§ **SUPPLIED INFORMATION**
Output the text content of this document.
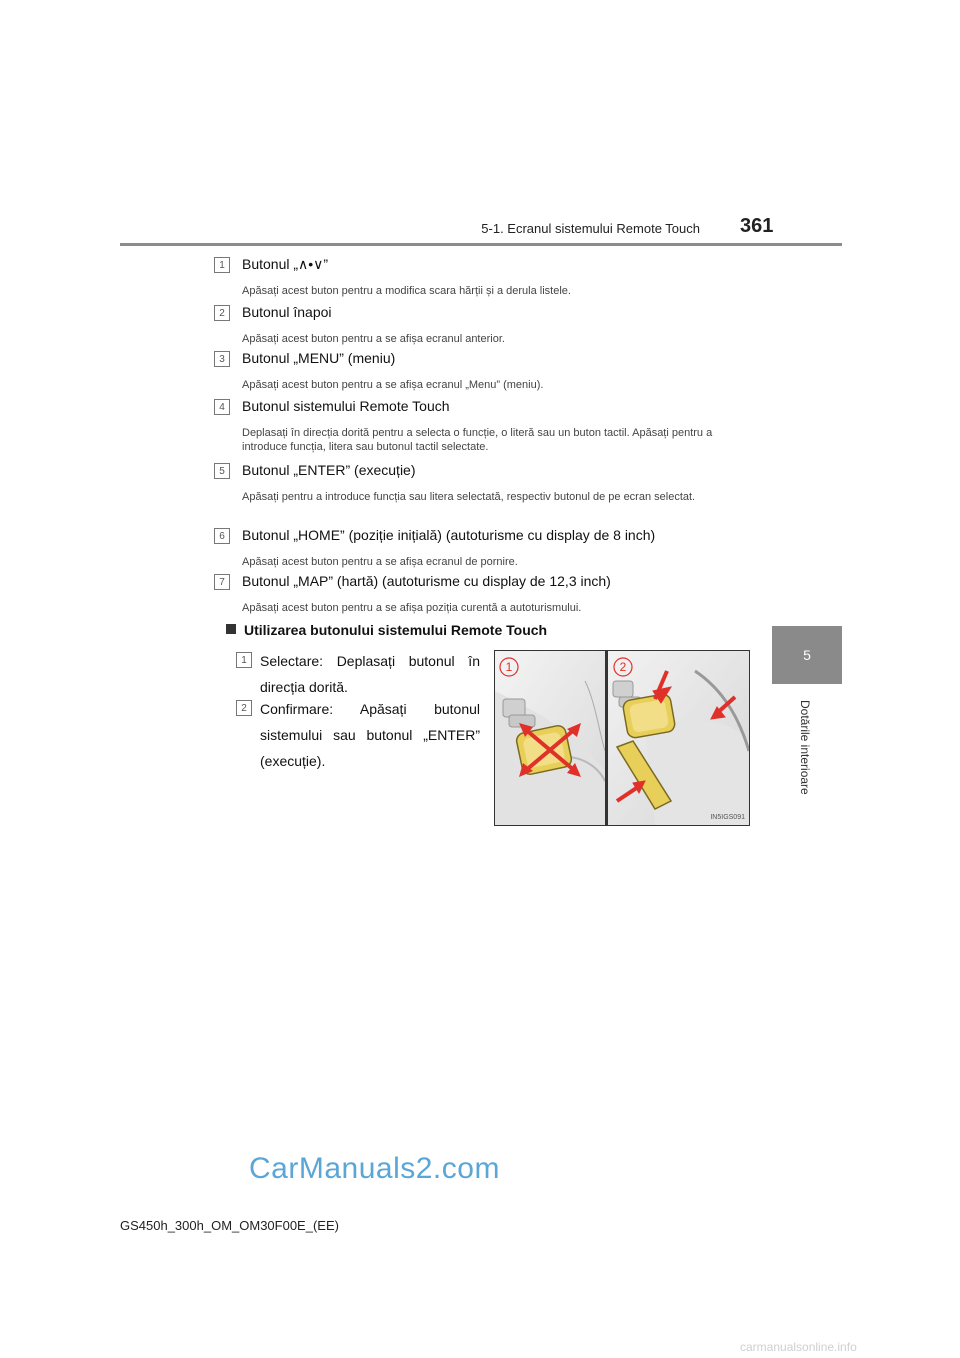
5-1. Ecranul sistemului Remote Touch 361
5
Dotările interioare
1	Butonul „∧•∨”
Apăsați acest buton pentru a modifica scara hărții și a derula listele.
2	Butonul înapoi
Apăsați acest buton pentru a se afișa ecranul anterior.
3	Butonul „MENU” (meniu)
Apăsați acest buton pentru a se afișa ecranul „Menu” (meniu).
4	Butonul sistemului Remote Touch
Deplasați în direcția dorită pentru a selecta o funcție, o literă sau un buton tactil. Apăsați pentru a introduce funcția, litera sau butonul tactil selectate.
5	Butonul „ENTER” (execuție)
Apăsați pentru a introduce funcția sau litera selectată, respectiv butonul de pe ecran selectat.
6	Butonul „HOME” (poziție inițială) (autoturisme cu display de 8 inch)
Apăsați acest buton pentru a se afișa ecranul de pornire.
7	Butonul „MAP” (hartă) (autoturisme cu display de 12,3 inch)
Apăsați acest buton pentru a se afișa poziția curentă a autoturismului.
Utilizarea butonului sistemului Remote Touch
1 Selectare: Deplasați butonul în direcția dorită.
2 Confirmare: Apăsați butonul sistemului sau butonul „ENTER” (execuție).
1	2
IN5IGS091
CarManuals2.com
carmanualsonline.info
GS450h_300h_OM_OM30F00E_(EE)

---

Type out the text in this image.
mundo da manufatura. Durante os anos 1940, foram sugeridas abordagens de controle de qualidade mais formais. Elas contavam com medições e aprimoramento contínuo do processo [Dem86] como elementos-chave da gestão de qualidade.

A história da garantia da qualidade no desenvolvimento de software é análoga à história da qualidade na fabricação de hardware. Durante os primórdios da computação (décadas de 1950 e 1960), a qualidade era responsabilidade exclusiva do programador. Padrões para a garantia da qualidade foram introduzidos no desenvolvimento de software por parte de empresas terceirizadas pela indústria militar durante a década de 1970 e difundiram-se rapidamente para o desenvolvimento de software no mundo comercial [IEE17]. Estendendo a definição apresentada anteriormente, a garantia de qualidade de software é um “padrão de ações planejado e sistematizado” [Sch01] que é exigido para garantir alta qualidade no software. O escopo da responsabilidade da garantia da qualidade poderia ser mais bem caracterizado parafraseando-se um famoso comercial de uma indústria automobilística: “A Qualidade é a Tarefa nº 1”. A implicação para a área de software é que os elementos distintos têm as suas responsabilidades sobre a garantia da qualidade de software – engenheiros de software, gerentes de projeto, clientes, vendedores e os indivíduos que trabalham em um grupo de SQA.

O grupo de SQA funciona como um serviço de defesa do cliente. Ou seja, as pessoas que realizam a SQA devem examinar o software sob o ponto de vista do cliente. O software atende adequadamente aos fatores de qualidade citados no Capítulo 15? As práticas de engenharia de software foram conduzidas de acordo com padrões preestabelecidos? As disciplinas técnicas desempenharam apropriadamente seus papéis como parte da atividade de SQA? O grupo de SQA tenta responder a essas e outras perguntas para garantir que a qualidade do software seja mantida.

§ **STATED PROBLEM**
Tally up how many lines in the preceding listing contain the word "meniu". Give nothing but the number.

§ **SOLUTION**
2